======== Extracted information ========

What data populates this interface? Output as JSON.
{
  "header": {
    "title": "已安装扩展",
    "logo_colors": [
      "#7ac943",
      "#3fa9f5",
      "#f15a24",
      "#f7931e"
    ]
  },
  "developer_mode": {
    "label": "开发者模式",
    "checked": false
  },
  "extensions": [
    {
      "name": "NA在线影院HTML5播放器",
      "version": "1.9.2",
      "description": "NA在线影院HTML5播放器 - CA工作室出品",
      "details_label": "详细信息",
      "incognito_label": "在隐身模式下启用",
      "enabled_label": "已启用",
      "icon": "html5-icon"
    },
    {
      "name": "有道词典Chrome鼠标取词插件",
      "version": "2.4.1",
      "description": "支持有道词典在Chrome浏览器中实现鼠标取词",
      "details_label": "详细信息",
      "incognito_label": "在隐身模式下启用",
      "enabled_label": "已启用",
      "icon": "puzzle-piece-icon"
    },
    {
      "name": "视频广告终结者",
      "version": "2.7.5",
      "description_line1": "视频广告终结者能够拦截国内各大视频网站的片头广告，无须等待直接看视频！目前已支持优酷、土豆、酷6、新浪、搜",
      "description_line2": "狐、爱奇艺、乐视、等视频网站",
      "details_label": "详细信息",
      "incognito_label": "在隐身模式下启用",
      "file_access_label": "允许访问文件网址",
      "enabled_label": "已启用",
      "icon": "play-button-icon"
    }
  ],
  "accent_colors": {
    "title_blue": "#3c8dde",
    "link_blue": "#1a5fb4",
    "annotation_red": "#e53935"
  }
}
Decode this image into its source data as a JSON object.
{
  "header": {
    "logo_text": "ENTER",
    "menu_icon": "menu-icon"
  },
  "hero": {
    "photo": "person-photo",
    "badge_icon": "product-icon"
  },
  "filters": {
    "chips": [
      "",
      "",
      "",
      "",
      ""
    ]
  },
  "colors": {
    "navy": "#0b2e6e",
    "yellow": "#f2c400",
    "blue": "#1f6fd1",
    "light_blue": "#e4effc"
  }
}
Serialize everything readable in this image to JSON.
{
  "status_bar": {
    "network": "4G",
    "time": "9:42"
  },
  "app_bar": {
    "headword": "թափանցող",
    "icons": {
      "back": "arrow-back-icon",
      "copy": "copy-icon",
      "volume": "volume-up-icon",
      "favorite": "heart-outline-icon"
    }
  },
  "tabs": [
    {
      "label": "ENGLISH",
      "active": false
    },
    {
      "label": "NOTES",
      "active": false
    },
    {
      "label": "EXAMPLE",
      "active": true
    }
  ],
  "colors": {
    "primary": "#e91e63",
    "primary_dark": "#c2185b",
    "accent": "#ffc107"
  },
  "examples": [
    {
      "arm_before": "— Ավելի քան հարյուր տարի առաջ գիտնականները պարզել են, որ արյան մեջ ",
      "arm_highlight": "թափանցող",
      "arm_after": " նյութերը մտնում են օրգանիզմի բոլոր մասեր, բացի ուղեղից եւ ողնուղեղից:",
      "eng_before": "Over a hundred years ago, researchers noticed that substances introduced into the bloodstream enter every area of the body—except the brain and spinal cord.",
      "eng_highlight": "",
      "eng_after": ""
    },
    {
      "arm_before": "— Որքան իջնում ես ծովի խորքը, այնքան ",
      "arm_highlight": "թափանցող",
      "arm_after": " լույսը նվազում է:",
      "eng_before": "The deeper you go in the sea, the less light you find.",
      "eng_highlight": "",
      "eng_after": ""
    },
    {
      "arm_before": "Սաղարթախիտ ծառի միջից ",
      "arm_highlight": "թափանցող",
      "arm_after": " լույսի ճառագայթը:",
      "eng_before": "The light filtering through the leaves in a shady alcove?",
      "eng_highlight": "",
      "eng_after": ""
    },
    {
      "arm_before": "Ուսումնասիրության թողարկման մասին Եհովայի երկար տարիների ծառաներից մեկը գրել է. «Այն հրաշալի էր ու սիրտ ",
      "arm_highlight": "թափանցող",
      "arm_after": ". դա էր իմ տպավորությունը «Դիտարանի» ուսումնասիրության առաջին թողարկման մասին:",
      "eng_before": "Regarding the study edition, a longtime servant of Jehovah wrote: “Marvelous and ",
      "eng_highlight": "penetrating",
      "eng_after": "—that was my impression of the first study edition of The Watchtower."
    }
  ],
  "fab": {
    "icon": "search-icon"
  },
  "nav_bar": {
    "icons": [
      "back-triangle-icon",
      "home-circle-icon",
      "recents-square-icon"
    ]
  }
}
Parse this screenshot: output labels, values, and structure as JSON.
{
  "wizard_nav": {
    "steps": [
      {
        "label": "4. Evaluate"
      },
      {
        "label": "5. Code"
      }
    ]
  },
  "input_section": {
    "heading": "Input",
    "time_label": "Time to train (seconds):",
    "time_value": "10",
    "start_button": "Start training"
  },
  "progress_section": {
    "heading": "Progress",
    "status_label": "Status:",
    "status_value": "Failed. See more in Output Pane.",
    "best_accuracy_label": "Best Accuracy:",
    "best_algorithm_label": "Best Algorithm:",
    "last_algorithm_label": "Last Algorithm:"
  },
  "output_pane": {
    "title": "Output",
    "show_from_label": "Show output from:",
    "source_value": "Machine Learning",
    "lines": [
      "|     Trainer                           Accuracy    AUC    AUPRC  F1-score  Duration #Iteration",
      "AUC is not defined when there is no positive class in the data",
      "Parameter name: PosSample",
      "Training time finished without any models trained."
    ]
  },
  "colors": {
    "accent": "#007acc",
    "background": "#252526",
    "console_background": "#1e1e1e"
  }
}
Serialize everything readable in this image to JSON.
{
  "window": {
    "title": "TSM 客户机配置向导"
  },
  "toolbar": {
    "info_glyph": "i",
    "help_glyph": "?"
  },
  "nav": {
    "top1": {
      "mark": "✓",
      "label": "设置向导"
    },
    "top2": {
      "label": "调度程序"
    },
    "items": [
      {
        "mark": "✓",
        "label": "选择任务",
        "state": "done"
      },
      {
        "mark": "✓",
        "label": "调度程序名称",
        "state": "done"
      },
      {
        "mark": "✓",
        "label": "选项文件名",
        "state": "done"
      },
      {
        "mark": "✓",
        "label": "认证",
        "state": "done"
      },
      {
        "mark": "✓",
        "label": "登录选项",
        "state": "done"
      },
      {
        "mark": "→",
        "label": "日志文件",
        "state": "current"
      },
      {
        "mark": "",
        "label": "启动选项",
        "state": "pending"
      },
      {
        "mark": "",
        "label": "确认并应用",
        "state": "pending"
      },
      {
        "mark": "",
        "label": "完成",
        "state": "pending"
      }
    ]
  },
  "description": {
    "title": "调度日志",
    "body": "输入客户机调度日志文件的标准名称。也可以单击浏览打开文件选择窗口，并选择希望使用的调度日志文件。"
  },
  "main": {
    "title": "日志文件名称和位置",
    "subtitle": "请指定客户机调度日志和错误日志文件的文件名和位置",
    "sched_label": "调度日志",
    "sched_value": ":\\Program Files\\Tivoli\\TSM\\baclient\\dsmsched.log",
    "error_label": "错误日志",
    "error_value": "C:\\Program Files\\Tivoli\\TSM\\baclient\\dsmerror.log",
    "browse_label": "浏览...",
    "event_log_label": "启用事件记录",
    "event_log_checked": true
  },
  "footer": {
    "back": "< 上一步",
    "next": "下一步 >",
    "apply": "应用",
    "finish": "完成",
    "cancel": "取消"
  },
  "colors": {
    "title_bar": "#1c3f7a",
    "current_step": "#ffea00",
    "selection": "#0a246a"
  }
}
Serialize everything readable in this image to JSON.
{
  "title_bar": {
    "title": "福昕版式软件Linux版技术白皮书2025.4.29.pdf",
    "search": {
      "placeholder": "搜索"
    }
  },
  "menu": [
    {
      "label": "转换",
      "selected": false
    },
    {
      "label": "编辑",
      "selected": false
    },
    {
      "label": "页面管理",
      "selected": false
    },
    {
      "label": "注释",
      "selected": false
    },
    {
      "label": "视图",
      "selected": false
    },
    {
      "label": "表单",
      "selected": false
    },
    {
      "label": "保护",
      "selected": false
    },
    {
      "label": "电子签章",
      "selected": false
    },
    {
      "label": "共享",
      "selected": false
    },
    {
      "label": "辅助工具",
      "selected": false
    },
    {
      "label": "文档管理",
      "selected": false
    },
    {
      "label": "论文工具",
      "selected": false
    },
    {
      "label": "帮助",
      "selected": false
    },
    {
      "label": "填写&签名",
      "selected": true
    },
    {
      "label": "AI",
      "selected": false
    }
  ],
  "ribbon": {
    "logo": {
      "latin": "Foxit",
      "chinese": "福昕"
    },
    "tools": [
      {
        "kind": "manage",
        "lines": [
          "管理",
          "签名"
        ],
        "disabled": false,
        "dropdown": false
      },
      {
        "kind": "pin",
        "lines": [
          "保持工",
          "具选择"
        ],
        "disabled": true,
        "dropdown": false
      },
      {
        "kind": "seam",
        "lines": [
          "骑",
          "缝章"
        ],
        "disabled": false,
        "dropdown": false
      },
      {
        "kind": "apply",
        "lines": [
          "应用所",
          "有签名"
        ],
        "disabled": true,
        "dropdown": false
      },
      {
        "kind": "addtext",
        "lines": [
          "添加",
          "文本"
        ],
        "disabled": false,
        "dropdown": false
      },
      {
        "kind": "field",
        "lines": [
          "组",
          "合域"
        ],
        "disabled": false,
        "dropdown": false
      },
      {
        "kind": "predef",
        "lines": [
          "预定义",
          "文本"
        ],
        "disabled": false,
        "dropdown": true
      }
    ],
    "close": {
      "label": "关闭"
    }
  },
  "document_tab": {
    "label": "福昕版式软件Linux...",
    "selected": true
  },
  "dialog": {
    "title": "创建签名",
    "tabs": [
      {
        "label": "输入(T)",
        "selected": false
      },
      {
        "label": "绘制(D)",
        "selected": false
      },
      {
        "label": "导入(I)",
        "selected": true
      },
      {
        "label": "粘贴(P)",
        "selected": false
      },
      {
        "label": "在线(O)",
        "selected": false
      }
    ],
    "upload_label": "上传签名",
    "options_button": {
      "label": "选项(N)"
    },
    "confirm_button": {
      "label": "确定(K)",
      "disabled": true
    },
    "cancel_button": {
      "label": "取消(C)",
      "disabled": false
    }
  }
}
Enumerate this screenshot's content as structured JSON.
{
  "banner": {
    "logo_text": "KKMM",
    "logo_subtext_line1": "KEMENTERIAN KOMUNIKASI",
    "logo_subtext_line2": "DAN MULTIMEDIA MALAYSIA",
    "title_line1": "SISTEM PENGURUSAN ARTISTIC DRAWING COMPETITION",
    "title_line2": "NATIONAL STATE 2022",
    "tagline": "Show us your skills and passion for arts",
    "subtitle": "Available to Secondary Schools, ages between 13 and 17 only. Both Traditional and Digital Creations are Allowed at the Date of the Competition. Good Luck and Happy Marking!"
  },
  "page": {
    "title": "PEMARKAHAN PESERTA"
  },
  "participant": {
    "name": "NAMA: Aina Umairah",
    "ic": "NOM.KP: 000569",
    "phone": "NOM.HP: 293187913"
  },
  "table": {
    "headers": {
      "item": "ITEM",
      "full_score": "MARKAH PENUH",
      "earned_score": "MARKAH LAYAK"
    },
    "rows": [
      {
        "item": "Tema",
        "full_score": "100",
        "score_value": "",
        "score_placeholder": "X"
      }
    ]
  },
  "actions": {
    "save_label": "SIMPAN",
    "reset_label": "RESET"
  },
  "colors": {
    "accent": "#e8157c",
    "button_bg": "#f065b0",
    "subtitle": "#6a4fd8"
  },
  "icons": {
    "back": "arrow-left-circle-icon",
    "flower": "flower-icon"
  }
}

========

Required work:
Gather up, from the records above, each line where the word "into" appears.

Result for this exercise:
Decode this image into its source data as a JSON object.
      "eng_before": "Over a hundred years ago, researchers noticed that substances introduced into the bloodstream enter every area of the body—except the brain and spinal cord.",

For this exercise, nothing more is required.